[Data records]
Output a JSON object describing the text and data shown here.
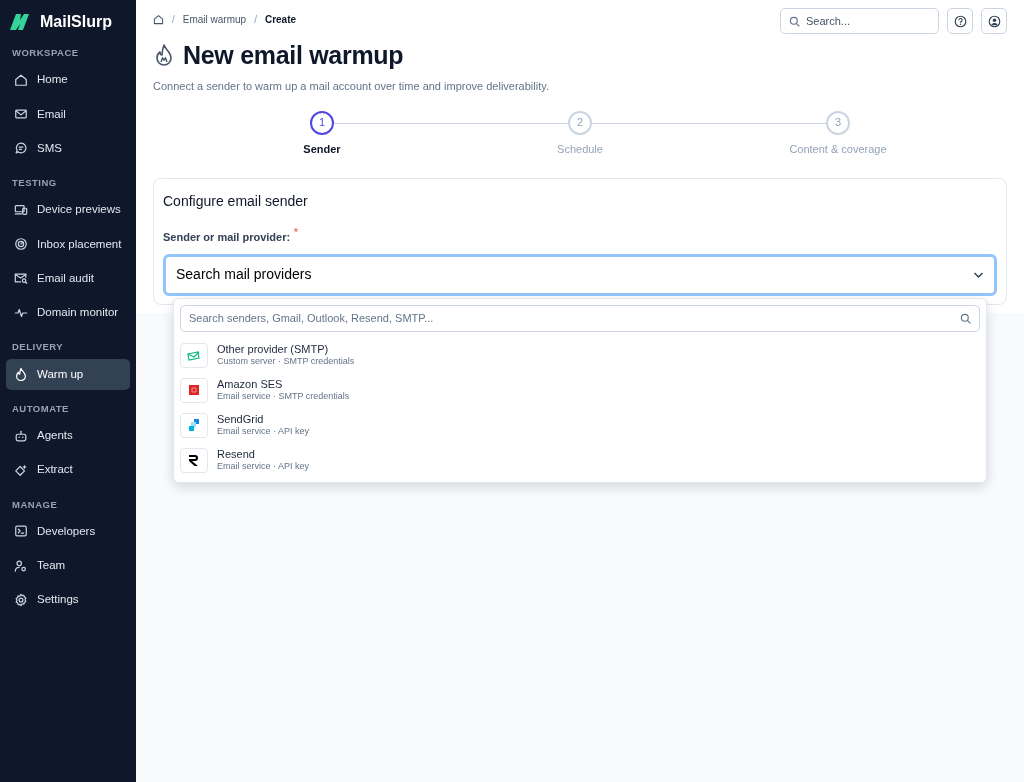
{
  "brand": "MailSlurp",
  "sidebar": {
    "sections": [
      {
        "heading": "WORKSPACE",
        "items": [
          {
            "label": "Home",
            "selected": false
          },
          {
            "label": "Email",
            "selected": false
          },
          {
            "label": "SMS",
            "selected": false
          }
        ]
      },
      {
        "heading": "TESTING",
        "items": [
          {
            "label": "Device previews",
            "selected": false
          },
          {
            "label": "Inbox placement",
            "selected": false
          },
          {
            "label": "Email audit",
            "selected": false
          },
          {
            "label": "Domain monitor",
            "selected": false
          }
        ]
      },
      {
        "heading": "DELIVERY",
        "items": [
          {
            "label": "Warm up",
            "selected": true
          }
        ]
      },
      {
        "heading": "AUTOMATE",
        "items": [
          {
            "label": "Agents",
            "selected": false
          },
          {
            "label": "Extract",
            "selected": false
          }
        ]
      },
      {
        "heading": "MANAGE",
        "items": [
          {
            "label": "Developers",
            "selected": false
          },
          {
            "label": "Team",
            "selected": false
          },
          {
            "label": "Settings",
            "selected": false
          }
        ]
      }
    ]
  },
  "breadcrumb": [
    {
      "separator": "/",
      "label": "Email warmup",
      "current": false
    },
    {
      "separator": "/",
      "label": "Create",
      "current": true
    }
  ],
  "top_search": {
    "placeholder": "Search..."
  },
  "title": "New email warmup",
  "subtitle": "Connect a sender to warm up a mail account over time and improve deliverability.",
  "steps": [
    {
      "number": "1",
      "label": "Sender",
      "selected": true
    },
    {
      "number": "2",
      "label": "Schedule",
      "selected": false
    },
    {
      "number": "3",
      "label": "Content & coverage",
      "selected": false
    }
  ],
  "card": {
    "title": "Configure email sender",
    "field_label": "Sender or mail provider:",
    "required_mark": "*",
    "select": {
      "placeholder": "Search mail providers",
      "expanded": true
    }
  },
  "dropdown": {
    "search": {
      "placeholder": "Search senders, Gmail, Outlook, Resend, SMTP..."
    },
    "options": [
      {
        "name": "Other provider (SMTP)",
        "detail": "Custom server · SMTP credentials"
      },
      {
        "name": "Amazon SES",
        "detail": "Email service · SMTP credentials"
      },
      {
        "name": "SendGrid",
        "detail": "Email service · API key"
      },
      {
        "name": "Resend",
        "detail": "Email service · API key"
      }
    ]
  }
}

_Description of the task_
Output the records above exactly; leave out the pictures.

_Written response_
Output a JSON object describing the text and data shown here.
{
  "brand": "MailSlurp",
  "sidebar": {
    "sections": [
      {
        "heading": "WORKSPACE",
        "items": [
          {
            "label": "Home",
            "selected": false
          },
          {
            "label": "Email",
            "selected": false
          },
          {
            "label": "SMS",
            "selected": false
          }
        ]
      },
      {
        "heading": "TESTING",
        "items": [
          {
            "label": "Device previews",
            "selected": false
          },
          {
            "label": "Inbox placement",
            "selected": false
          },
          {
            "label": "Email audit",
            "selected": false
          },
          {
            "label": "Domain monitor",
            "selected": false
          }
        ]
      },
      {
        "heading": "DELIVERY",
        "items": [
          {
            "label": "Warm up",
            "selected": true
          }
        ]
      },
      {
        "heading": "AUTOMATE",
        "items": [
          {
            "label": "Agents",
            "selected": false
          },
          {
            "label": "Extract",
            "selected": false
          }
        ]
      },
      {
        "heading": "MANAGE",
        "items": [
          {
            "label": "Developers",
            "selected": false
          },
          {
            "label": "Team",
            "selected": false
          },
          {
            "label": "Settings",
            "selected": false
          }
        ]
      }
    ]
  },
  "breadcrumb": [
    {
      "separator": "/",
      "label": "Email warmup",
      "current": false
    },
    {
      "separator": "/",
      "label": "Create",
      "current": true
    }
  ],
  "top_search": {
    "placeholder": "Search..."
  },
  "title": "New email warmup",
  "subtitle": "Connect a sender to warm up a mail account over time and improve deliverability.",
  "steps": [
    {
      "number": "1",
      "label": "Sender",
      "selected": true
    },
    {
      "number": "2",
      "label": "Schedule",
      "selected": false
    },
    {
      "number": "3",
      "label": "Content & coverage",
      "selected": false
    }
  ],
  "card": {
    "title": "Configure email sender",
    "field_label": "Sender or mail provider:",
    "required_mark": "*",
    "select": {
      "placeholder": "Search mail providers",
      "expanded": true
    }
  },
  "dropdown": {
    "search": {
      "placeholder": "Search senders, Gmail, Outlook, Resend, SMTP..."
    },
    "options": [
      {
        "name": "Other provider (SMTP)",
        "detail": "Custom server · SMTP credentials"
      },
      {
        "name": "Amazon SES",
        "detail": "Email service · SMTP credentials"
      },
      {
        "name": "SendGrid",
        "detail": "Email service · API key"
      },
      {
        "name": "Resend",
        "detail": "Email service · API key"
      }
    ]
  }
}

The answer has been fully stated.